### [TO DO]
What is the number of lines in the data that hold the string "área"? Reply with that number only.

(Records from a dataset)
———

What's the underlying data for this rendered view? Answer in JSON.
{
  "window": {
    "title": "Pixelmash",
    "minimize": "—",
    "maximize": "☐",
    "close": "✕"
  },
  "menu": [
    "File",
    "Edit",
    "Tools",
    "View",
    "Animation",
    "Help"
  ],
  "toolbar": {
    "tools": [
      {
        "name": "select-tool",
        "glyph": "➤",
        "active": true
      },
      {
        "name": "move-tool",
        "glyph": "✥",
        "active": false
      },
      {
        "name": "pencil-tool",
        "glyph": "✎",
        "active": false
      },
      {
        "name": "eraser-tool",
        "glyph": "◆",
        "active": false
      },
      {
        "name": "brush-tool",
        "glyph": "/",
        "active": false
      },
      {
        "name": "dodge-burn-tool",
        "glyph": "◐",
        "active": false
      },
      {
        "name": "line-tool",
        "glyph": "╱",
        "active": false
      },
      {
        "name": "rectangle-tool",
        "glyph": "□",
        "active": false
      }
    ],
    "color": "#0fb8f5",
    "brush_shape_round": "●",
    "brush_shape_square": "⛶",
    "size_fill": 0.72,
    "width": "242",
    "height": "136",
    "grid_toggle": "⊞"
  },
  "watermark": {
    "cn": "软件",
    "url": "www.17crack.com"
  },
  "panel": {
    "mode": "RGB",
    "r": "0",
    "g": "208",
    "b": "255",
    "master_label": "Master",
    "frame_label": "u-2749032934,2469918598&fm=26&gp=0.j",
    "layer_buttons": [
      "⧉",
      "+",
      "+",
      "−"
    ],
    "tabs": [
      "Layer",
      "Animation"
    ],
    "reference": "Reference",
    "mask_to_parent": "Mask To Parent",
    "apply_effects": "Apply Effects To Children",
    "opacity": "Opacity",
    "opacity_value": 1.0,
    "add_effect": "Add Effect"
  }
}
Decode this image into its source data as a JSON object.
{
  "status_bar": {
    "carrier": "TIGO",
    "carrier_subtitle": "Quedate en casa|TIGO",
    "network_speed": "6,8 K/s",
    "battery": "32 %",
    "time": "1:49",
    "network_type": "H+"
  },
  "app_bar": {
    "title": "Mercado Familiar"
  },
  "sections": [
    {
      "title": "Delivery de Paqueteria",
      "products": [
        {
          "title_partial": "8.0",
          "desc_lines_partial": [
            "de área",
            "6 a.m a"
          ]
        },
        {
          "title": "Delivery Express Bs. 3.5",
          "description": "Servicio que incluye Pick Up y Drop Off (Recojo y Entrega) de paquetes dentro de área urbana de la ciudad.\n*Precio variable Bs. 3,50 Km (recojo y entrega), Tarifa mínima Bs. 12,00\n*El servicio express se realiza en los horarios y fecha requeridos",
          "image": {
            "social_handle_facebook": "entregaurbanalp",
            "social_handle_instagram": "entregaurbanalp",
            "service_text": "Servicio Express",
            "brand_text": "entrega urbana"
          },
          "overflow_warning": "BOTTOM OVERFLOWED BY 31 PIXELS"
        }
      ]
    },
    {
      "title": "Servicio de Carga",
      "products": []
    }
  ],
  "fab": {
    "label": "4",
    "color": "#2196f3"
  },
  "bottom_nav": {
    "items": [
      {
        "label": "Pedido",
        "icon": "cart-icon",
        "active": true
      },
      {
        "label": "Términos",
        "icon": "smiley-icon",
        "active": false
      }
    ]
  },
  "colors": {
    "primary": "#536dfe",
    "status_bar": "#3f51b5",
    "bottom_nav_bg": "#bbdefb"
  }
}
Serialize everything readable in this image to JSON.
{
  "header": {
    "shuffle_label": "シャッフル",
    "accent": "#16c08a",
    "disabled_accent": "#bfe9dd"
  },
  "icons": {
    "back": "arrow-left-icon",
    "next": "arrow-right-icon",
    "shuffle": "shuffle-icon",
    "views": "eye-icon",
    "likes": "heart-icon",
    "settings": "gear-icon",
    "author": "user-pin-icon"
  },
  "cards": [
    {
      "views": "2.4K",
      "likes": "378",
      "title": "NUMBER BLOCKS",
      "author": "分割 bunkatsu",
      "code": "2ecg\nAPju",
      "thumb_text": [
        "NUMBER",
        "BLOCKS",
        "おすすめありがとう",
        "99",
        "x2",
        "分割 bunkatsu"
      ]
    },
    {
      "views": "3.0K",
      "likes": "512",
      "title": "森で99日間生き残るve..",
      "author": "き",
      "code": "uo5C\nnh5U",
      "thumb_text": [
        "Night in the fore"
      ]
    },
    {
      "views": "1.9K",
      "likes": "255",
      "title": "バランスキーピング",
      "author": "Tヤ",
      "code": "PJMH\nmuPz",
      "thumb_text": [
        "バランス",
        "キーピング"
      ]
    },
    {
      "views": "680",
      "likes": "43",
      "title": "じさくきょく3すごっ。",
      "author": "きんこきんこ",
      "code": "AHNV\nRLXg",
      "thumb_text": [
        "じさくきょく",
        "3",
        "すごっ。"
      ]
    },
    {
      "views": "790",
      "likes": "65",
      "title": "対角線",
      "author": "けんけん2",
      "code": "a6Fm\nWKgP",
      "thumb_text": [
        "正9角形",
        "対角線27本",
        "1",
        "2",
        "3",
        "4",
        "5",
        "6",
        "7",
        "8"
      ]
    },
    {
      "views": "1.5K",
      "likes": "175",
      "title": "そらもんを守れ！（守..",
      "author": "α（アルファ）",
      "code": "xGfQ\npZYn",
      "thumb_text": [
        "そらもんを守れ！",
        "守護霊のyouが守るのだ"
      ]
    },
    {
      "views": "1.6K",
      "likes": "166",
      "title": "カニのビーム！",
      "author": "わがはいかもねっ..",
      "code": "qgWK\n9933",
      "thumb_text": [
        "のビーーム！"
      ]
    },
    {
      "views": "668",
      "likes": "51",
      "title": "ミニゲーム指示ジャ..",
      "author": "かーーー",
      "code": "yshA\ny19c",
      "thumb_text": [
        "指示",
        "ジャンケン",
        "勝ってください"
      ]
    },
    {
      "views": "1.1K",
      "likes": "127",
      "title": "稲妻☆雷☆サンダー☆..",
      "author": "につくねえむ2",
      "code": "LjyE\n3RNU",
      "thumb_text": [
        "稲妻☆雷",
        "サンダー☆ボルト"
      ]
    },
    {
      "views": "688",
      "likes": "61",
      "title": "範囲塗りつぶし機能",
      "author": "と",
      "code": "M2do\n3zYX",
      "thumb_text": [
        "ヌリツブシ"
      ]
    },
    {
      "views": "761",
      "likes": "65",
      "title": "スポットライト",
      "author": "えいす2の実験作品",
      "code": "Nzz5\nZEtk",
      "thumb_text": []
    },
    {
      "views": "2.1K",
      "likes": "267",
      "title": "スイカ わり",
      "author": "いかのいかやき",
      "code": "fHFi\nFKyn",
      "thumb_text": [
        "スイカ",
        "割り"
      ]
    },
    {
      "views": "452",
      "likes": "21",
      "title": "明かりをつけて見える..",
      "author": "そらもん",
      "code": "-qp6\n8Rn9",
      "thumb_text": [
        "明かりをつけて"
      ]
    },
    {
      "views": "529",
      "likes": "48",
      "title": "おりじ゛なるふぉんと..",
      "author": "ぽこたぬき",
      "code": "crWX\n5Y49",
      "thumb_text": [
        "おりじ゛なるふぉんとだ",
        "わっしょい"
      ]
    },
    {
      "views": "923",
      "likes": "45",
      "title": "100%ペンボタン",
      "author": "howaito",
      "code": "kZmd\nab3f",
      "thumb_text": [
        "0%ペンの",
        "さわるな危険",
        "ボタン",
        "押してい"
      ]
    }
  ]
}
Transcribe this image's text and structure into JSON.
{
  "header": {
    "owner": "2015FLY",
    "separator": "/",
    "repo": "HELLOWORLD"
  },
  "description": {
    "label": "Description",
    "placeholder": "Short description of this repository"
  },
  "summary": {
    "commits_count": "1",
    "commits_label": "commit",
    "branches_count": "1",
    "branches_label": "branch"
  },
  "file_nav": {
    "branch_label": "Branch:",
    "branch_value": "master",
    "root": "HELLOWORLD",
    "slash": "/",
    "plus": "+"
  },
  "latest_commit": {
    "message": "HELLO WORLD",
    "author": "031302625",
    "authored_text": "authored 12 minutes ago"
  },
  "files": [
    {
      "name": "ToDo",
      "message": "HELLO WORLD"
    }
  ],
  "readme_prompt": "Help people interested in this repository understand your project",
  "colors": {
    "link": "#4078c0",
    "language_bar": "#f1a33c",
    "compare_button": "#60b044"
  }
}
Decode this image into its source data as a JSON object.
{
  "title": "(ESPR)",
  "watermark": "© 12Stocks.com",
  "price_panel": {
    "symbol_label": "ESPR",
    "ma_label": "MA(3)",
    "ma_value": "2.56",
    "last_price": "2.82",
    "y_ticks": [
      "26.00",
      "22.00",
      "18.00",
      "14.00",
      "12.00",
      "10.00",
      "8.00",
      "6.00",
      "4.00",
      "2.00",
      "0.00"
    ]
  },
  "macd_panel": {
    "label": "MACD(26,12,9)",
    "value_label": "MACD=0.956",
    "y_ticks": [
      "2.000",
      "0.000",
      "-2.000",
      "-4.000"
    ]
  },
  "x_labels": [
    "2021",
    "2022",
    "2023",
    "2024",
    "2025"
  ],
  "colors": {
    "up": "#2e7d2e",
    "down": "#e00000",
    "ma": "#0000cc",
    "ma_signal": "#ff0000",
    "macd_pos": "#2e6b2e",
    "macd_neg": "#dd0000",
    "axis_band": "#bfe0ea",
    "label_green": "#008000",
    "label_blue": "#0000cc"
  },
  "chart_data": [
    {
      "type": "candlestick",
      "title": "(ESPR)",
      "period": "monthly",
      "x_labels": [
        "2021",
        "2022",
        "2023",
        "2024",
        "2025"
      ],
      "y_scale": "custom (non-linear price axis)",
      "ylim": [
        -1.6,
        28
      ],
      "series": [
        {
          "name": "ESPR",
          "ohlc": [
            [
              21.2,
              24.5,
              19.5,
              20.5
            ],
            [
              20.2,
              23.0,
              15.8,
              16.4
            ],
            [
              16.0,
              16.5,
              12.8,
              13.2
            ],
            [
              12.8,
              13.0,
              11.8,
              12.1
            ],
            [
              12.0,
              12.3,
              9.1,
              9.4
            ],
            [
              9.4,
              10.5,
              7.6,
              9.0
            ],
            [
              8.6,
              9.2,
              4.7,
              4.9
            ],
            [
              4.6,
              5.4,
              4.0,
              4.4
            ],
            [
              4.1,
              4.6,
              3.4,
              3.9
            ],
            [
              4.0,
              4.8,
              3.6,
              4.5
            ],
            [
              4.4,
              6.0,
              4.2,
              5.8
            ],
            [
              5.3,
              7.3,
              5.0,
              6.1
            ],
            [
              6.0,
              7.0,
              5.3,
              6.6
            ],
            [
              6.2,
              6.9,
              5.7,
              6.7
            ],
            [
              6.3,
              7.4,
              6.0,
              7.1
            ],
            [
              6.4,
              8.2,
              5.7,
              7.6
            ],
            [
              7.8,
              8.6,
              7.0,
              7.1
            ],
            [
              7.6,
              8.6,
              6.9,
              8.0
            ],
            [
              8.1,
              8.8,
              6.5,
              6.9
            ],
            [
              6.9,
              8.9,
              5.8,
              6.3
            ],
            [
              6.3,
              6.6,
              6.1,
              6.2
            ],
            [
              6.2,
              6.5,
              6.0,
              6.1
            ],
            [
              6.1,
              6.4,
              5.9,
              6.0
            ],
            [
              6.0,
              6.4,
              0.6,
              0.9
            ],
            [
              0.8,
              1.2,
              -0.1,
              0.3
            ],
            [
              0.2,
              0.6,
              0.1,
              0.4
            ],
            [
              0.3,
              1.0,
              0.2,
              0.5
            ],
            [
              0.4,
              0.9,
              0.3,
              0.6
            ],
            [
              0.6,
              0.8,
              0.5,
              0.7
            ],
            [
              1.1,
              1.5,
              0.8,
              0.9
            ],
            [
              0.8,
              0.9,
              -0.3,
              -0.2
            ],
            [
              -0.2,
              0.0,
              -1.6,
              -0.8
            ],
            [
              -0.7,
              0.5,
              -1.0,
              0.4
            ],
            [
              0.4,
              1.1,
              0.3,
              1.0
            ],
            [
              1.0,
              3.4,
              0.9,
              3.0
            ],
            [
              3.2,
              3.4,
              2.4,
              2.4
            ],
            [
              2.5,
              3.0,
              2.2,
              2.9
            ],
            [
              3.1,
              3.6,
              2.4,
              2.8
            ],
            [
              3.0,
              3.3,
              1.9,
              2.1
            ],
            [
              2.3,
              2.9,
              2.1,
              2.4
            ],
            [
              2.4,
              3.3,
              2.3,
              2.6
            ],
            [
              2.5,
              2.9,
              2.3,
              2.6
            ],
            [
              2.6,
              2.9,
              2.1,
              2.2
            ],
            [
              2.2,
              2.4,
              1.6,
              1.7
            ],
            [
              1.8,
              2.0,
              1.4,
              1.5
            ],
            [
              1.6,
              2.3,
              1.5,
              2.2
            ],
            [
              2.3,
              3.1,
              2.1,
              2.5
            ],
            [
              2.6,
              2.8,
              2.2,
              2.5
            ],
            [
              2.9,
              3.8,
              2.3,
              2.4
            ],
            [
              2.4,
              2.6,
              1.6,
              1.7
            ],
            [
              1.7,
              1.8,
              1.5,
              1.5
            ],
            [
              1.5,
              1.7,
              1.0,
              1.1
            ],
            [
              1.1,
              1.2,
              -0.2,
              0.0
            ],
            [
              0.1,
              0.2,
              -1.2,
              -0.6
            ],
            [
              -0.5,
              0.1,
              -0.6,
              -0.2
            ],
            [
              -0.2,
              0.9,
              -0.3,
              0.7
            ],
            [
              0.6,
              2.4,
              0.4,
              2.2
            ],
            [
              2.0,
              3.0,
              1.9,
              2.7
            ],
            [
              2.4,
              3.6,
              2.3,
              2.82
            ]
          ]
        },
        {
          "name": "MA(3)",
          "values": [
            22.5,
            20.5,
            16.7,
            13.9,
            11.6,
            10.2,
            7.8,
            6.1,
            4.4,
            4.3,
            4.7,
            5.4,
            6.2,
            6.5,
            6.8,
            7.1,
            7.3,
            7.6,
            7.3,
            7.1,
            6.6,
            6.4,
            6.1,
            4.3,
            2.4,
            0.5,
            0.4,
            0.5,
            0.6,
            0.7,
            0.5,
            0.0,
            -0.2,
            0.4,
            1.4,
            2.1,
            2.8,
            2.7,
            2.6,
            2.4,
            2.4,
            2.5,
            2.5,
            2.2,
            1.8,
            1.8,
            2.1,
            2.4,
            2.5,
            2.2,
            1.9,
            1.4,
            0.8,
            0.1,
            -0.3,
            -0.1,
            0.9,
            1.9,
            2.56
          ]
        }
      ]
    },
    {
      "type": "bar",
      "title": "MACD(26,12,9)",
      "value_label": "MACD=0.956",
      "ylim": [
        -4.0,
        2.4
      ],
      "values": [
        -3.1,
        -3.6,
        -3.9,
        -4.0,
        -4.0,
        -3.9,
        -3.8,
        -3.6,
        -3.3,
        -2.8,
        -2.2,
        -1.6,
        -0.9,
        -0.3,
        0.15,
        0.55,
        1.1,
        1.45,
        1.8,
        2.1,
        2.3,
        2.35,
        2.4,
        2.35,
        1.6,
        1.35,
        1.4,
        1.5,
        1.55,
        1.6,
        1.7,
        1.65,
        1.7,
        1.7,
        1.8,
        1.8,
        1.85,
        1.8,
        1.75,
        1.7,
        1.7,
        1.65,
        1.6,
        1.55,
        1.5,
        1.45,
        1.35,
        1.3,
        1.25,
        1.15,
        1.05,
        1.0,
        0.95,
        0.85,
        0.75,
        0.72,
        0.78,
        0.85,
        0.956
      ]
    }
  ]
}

———

### [ANSWER FOR THIS EXERCISE]
2